Items from a dataset
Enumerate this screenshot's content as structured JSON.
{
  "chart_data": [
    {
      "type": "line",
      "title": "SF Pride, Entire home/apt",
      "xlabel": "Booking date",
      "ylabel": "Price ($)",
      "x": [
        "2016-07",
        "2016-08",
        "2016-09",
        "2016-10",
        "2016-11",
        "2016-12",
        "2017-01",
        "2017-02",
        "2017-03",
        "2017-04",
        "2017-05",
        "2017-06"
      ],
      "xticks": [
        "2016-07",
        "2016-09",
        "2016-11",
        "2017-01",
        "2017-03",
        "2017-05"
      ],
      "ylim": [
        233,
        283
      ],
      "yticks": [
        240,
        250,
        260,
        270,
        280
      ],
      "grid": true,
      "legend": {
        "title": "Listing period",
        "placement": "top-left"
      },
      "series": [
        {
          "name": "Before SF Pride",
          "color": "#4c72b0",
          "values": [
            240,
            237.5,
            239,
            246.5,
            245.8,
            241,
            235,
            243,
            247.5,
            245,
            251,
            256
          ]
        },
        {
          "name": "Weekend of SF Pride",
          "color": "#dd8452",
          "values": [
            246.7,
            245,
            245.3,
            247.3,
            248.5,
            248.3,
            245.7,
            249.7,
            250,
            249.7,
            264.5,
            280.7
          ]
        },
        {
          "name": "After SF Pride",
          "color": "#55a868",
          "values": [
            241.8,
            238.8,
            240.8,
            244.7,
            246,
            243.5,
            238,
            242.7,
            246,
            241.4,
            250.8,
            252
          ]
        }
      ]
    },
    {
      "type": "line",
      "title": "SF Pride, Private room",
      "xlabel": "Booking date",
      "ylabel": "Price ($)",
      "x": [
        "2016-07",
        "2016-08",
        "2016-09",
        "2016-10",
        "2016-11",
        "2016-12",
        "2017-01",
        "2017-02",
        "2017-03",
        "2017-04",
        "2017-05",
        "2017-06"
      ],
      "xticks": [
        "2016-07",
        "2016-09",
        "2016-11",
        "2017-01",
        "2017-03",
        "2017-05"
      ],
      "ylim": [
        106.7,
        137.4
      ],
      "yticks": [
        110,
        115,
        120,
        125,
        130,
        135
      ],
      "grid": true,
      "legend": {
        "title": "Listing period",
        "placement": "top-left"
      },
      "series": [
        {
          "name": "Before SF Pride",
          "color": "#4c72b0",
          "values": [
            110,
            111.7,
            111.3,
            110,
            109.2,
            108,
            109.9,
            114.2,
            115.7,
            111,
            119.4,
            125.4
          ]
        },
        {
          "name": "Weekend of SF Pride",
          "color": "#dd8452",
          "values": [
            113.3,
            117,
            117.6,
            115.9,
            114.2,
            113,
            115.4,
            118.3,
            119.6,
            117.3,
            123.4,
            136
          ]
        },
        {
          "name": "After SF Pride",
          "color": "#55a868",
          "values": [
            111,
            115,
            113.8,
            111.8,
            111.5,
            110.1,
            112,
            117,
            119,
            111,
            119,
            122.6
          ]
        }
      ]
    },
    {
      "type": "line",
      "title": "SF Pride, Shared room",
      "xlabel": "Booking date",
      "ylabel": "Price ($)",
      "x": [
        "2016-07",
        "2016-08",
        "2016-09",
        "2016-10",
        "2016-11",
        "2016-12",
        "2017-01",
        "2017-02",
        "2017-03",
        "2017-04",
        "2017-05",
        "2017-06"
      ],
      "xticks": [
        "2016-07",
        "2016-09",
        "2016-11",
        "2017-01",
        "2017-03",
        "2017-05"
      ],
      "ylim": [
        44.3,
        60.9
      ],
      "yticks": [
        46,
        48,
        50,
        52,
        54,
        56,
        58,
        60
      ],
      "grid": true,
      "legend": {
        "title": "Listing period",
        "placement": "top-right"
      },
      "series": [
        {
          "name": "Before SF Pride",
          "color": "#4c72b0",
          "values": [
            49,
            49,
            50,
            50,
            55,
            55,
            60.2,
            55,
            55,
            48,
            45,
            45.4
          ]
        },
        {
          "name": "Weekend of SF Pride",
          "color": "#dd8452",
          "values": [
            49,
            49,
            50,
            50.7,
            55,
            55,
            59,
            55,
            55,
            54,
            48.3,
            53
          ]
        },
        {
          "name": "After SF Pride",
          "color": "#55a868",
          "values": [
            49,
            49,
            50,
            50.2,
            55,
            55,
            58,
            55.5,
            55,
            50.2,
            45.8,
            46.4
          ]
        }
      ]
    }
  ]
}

DIRECTIVE: Repeat the material above in full, exactly as it stands.

EXERCISE OUTPUT:
Enumerate this screenshot's content as structured JSON.
{
  "chart_data": [
    {
      "type": "line",
      "title": "SF Pride, Entire home/apt",
      "xlabel": "Booking date",
      "ylabel": "Price ($)",
      "x": [
        "2016-07",
        "2016-08",
        "2016-09",
        "2016-10",
        "2016-11",
        "2016-12",
        "2017-01",
        "2017-02",
        "2017-03",
        "2017-04",
        "2017-05",
        "2017-06"
      ],
      "xticks": [
        "2016-07",
        "2016-09",
        "2016-11",
        "2017-01",
        "2017-03",
        "2017-05"
      ],
      "ylim": [
        233,
        283
      ],
      "yticks": [
        240,
        250,
        260,
        270,
        280
      ],
      "grid": true,
      "legend": {
        "title": "Listing period",
        "placement": "top-left"
      },
      "series": [
        {
          "name": "Before SF Pride",
          "color": "#4c72b0",
          "values": [
            240,
            237.5,
            239,
            246.5,
            245.8,
            241,
            235,
            243,
            247.5,
            245,
            251,
            256
          ]
        },
        {
          "name": "Weekend of SF Pride",
          "color": "#dd8452",
          "values": [
            246.7,
            245,
            245.3,
            247.3,
            248.5,
            248.3,
            245.7,
            249.7,
            250,
            249.7,
            264.5,
            280.7
          ]
        },
        {
          "name": "After SF Pride",
          "color": "#55a868",
          "values": [
            241.8,
            238.8,
            240.8,
            244.7,
            246,
            243.5,
            238,
            242.7,
            246,
            241.4,
            250.8,
            252
          ]
        }
      ]
    },
    {
      "type": "line",
      "title": "SF Pride, Private room",
      "xlabel": "Booking date",
      "ylabel": "Price ($)",
      "x": [
        "2016-07",
        "2016-08",
        "2016-09",
        "2016-10",
        "2016-11",
        "2016-12",
        "2017-01",
        "2017-02",
        "2017-03",
        "2017-04",
        "2017-05",
        "2017-06"
      ],
      "xticks": [
        "2016-07",
        "2016-09",
        "2016-11",
        "2017-01",
        "2017-03",
        "2017-05"
      ],
      "ylim": [
        106.7,
        137.4
      ],
      "yticks": [
        110,
        115,
        120,
        125,
        130,
        135
      ],
      "grid": true,
      "legend": {
        "title": "Listing period",
        "placement": "top-left"
      },
      "series": [
        {
          "name": "Before SF Pride",
          "color": "#4c72b0",
          "values": [
            110,
            111.7,
            111.3,
            110,
            109.2,
            108,
            109.9,
            114.2,
            115.7,
            111,
            119.4,
            125.4
          ]
        },
        {
          "name": "Weekend of SF Pride",
          "color": "#dd8452",
          "values": [
            113.3,
            117,
            117.6,
            115.9,
            114.2,
            113,
            115.4,
            118.3,
            119.6,
            117.3,
            123.4,
            136
          ]
        },
        {
          "name": "After SF Pride",
          "color": "#55a868",
          "values": [
            111,
            115,
            113.8,
            111.8,
            111.5,
            110.1,
            112,
            117,
            119,
            111,
            119,
            122.6
          ]
        }
      ]
    },
    {
      "type": "line",
      "title": "SF Pride, Shared room",
      "xlabel": "Booking date",
      "ylabel": "Price ($)",
      "x": [
        "2016-07",
        "2016-08",
        "2016-09",
        "2016-10",
        "2016-11",
        "2016-12",
        "2017-01",
        "2017-02",
        "2017-03",
        "2017-04",
        "2017-05",
        "2017-06"
      ],
      "xticks": [
        "2016-07",
        "2016-09",
        "2016-11",
        "2017-01",
        "2017-03",
        "2017-05"
      ],
      "ylim": [
        44.3,
        60.9
      ],
      "yticks": [
        46,
        48,
        50,
        52,
        54,
        56,
        58,
        60
      ],
      "grid": true,
      "legend": {
        "title": "Listing period",
        "placement": "top-right"
      },
      "series": [
        {
          "name": "Before SF Pride",
          "color": "#4c72b0",
          "values": [
            49,
            49,
            50,
            50,
            55,
            55,
            60.2,
            55,
            55,
            48,
            45,
            45.4
          ]
        },
        {
          "name": "Weekend of SF Pride",
          "color": "#dd8452",
          "values": [
            49,
            49,
            50,
            50.7,
            55,
            55,
            59,
            55,
            55,
            54,
            48.3,
            53
          ]
        },
        {
          "name": "After SF Pride",
          "color": "#55a868",
          "values": [
            49,
            49,
            50,
            50.2,
            55,
            55,
            58,
            55.5,
            55,
            50.2,
            45.8,
            46.4
          ]
        }
      ]
    }
  ]
}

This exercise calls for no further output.